Exercise task: Filter the records for lines holding the string "merchandise".

━━━━━ Provided data

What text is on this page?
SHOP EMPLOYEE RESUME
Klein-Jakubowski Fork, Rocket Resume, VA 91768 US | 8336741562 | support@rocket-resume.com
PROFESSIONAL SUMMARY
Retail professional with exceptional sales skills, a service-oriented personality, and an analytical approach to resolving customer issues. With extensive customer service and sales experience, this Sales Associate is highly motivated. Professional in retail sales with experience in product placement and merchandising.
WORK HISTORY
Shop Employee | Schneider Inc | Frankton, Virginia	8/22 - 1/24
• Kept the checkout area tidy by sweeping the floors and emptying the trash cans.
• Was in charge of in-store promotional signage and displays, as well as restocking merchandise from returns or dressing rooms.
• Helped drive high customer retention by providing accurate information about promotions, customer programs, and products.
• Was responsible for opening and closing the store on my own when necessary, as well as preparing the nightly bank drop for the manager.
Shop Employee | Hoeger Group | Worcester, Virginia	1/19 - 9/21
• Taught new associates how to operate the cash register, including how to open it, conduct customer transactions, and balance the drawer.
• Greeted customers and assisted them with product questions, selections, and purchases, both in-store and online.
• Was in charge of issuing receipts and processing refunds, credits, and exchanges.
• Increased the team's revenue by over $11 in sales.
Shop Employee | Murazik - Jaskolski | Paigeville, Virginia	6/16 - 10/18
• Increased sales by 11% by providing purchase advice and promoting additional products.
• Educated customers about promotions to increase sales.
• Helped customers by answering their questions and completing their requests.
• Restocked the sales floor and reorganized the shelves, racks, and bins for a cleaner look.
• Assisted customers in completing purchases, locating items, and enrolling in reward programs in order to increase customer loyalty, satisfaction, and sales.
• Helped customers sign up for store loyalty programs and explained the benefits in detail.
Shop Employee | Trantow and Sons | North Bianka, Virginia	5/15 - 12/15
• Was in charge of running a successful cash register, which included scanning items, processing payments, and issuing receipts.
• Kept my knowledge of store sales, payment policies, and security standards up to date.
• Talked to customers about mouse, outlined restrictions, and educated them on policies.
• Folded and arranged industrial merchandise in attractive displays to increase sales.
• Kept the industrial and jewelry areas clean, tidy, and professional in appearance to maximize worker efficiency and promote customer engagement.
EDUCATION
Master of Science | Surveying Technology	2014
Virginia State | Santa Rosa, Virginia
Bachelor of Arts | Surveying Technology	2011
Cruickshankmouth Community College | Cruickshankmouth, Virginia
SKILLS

━━━━━━━━━━

Solved problem:
• Was in charge of in-store promotional signage and displays, as well as restocking merchandise from returns or dressing rooms.
• Folded and arranged industrial merchandise in attractive displays to increase sales.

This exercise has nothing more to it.